TASK INPUTS:
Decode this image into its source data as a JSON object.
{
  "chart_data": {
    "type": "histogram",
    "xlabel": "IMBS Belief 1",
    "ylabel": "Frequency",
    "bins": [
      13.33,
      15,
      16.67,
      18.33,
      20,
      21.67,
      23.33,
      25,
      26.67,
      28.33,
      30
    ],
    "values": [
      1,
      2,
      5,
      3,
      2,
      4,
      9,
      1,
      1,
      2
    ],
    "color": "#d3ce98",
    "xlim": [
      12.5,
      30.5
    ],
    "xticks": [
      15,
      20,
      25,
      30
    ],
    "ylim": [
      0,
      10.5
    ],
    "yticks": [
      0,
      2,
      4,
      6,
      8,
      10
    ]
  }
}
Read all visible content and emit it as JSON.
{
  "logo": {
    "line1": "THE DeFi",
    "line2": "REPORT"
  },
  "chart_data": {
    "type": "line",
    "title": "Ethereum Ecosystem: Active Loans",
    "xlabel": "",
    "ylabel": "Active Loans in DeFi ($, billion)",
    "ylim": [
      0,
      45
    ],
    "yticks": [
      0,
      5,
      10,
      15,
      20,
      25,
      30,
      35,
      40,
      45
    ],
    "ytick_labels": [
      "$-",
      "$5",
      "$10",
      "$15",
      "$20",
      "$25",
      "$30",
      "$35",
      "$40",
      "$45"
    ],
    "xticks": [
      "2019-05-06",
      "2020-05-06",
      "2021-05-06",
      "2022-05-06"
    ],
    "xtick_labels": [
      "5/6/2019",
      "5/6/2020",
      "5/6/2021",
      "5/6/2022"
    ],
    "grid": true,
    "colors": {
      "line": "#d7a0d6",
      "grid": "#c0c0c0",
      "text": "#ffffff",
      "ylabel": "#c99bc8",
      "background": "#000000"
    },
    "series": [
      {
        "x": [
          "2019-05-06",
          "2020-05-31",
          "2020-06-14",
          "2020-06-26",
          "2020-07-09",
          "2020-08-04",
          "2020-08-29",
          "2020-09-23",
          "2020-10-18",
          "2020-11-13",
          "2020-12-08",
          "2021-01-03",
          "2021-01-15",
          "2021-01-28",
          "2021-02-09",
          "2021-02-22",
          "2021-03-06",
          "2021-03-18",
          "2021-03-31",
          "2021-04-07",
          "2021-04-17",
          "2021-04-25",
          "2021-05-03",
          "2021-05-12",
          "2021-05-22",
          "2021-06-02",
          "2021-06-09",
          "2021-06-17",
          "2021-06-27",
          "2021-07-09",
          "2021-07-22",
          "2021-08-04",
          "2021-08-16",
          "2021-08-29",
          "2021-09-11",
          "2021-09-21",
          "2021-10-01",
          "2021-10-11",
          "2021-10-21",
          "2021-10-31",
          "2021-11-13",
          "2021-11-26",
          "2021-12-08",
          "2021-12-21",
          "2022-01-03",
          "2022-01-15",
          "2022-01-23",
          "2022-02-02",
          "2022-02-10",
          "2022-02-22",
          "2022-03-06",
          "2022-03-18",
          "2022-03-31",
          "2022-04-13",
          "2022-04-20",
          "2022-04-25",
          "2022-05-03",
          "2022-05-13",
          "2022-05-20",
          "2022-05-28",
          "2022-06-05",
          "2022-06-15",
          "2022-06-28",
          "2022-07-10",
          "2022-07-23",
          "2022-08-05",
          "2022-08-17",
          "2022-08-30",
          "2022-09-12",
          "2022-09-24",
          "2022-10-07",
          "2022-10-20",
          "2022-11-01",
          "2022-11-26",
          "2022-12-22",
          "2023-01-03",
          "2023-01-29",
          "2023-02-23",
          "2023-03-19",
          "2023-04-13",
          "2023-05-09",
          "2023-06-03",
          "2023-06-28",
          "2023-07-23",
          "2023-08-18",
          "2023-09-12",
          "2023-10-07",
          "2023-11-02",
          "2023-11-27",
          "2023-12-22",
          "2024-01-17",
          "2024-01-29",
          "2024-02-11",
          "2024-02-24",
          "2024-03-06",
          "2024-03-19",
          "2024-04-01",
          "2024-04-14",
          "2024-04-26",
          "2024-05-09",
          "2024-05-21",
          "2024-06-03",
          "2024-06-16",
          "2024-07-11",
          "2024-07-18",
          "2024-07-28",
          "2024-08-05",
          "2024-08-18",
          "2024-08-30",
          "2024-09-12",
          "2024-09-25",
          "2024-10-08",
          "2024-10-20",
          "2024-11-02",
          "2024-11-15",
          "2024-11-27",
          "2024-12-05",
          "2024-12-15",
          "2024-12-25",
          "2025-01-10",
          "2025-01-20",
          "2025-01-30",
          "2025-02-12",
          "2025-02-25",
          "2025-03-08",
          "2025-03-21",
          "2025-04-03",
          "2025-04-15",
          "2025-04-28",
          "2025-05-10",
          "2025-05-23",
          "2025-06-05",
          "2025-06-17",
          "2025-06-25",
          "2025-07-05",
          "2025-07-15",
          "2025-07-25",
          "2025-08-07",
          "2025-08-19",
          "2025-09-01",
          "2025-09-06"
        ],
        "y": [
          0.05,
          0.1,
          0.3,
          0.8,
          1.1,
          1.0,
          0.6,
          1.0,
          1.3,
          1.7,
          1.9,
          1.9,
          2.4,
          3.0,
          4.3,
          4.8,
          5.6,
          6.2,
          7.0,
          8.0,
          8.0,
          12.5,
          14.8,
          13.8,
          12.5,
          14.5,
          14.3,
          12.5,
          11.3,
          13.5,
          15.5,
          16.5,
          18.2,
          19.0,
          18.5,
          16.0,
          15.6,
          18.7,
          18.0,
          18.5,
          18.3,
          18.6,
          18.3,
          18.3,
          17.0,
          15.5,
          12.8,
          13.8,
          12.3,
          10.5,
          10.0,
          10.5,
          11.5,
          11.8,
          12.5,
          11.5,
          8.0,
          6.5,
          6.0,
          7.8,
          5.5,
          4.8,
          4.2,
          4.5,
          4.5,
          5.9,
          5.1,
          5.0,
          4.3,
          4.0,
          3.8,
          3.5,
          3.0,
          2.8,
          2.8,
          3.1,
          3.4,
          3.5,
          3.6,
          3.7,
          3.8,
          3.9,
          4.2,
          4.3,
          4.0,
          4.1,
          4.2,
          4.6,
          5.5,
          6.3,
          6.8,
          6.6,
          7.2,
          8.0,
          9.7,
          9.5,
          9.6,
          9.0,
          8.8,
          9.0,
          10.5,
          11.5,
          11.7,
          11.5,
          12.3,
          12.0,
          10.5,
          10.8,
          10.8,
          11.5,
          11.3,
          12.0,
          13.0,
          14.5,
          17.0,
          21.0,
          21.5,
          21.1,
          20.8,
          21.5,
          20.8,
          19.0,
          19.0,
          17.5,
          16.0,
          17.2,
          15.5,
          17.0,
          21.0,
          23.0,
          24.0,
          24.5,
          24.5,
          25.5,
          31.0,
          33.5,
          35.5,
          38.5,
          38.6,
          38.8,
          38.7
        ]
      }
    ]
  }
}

STATED GOAL: Print the material once more, exactly.

FINISHED TASK:
Decode this image into its source data as a JSON object.
{
  "chart_data": {
    "type": "histogram",
    "xlabel": "IMBS Belief 1",
    "ylabel": "Frequency",
    "bins": [
      13.33,
      15,
      16.67,
      18.33,
      20,
      21.67,
      23.33,
      25,
      26.67,
      28.33,
      30
    ],
    "values": [
      1,
      2,
      5,
      3,
      2,
      4,
      9,
      1,
      1,
      2
    ],
    "color": "#d3ce98",
    "xlim": [
      12.5,
      30.5
    ],
    "xticks": [
      15,
      20,
      25,
      30
    ],
    "ylim": [
      0,
      10.5
    ],
    "yticks": [
      0,
      2,
      4,
      6,
      8,
      10
    ]
  }
}
Read all visible content and emit it as JSON.
{
  "logo": {
    "line1": "THE DeFi",
    "line2": "REPORT"
  },
  "chart_data": {
    "type": "line",
    "title": "Ethereum Ecosystem: Active Loans",
    "xlabel": "",
    "ylabel": "Active Loans in DeFi ($, billion)",
    "ylim": [
      0,
      45
    ],
    "yticks": [
      0,
      5,
      10,
      15,
      20,
      25,
      30,
      35,
      40,
      45
    ],
    "ytick_labels": [
      "$-",
      "$5",
      "$10",
      "$15",
      "$20",
      "$25",
      "$30",
      "$35",
      "$40",
      "$45"
    ],
    "xticks": [
      "2019-05-06",
      "2020-05-06",
      "2021-05-06",
      "2022-05-06"
    ],
    "xtick_labels": [
      "5/6/2019",
      "5/6/2020",
      "5/6/2021",
      "5/6/2022"
    ],
    "grid": true,
    "colors": {
      "line": "#d7a0d6",
      "grid": "#c0c0c0",
      "text": "#ffffff",
      "ylabel": "#c99bc8",
      "background": "#000000"
    },
    "series": [
      {
        "x": [
          "2019-05-06",
          "2020-05-31",
          "2020-06-14",
          "2020-06-26",
          "2020-07-09",
          "2020-08-04",
          "2020-08-29",
          "2020-09-23",
          "2020-10-18",
          "2020-11-13",
          "2020-12-08",
          "2021-01-03",
          "2021-01-15",
          "2021-01-28",
          "2021-02-09",
          "2021-02-22",
          "2021-03-06",
          "2021-03-18",
          "2021-03-31",
          "2021-04-07",
          "2021-04-17",
          "2021-04-25",
          "2021-05-03",
          "2021-05-12",
          "2021-05-22",
          "2021-06-02",
          "2021-06-09",
          "2021-06-17",
          "2021-06-27",
          "2021-07-09",
          "2021-07-22",
          "2021-08-04",
          "2021-08-16",
          "2021-08-29",
          "2021-09-11",
          "2021-09-21",
          "2021-10-01",
          "2021-10-11",
          "2021-10-21",
          "2021-10-31",
          "2021-11-13",
          "2021-11-26",
          "2021-12-08",
          "2021-12-21",
          "2022-01-03",
          "2022-01-15",
          "2022-01-23",
          "2022-02-02",
          "2022-02-10",
          "2022-02-22",
          "2022-03-06",
          "2022-03-18",
          "2022-03-31",
          "2022-04-13",
          "2022-04-20",
          "2022-04-25",
          "2022-05-03",
          "2022-05-13",
          "2022-05-20",
          "2022-05-28",
          "2022-06-05",
          "2022-06-15",
          "2022-06-28",
          "2022-07-10",
          "2022-07-23",
          "2022-08-05",
          "2022-08-17",
          "2022-08-30",
          "2022-09-12",
          "2022-09-24",
          "2022-10-07",
          "2022-10-20",
          "2022-11-01",
          "2022-11-26",
          "2022-12-22",
          "2023-01-03",
          "2023-01-29",
          "2023-02-23",
          "2023-03-19",
          "2023-04-13",
          "2023-05-09",
          "2023-06-03",
          "2023-06-28",
          "2023-07-23",
          "2023-08-18",
          "2023-09-12",
          "2023-10-07",
          "2023-11-02",
          "2023-11-27",
          "2023-12-22",
          "2024-01-17",
          "2024-01-29",
          "2024-02-11",
          "2024-02-24",
          "2024-03-06",
          "2024-03-19",
          "2024-04-01",
          "2024-04-14",
          "2024-04-26",
          "2024-05-09",
          "2024-05-21",
          "2024-06-03",
          "2024-06-16",
          "2024-07-11",
          "2024-07-18",
          "2024-07-28",
          "2024-08-05",
          "2024-08-18",
          "2024-08-30",
          "2024-09-12",
          "2024-09-25",
          "2024-10-08",
          "2024-10-20",
          "2024-11-02",
          "2024-11-15",
          "2024-11-27",
          "2024-12-05",
          "2024-12-15",
          "2024-12-25",
          "2025-01-10",
          "2025-01-20",
          "2025-01-30",
          "2025-02-12",
          "2025-02-25",
          "2025-03-08",
          "2025-03-21",
          "2025-04-03",
          "2025-04-15",
          "2025-04-28",
          "2025-05-10",
          "2025-05-23",
          "2025-06-05",
          "2025-06-17",
          "2025-06-25",
          "2025-07-05",
          "2025-07-15",
          "2025-07-25",
          "2025-08-07",
          "2025-08-19",
          "2025-09-01",
          "2025-09-06"
        ],
        "y": [
          0.05,
          0.1,
          0.3,
          0.8,
          1.1,
          1.0,
          0.6,
          1.0,
          1.3,
          1.7,
          1.9,
          1.9,
          2.4,
          3.0,
          4.3,
          4.8,
          5.6,
          6.2,
          7.0,
          8.0,
          8.0,
          12.5,
          14.8,
          13.8,
          12.5,
          14.5,
          14.3,
          12.5,
          11.3,
          13.5,
          15.5,
          16.5,
          18.2,
          19.0,
          18.5,
          16.0,
          15.6,
          18.7,
          18.0,
          18.5,
          18.3,
          18.6,
          18.3,
          18.3,
          17.0,
          15.5,
          12.8,
          13.8,
          12.3,
          10.5,
          10.0,
          10.5,
          11.5,
          11.8,
          12.5,
          11.5,
          8.0,
          6.5,
          6.0,
          7.8,
          5.5,
          4.8,
          4.2,
          4.5,
          4.5,
          5.9,
          5.1,
          5.0,
          4.3,
          4.0,
          3.8,
          3.5,
          3.0,
          2.8,
          2.8,
          3.1,
          3.4,
          3.5,
          3.6,
          3.7,
          3.8,
          3.9,
          4.2,
          4.3,
          4.0,
          4.1,
          4.2,
          4.6,
          5.5,
          6.3,
          6.8,
          6.6,
          7.2,
          8.0,
          9.7,
          9.5,
          9.6,
          9.0,
          8.8,
          9.0,
          10.5,
          11.5,
          11.7,
          11.5,
          12.3,
          12.0,
          10.5,
          10.8,
          10.8,
          11.5,
          11.3,
          12.0,
          13.0,
          14.5,
          17.0,
          21.0,
          21.5,
          21.1,
          20.8,
          21.5,
          20.8,
          19.0,
          19.0,
          17.5,
          16.0,
          17.2,
          15.5,
          17.0,
          21.0,
          23.0,
          24.0,
          24.5,
          24.5,
          25.5,
          31.0,
          33.5,
          35.5,
          38.5,
          38.6,
          38.8,
          38.7
        ]
      }
    ]
  }
}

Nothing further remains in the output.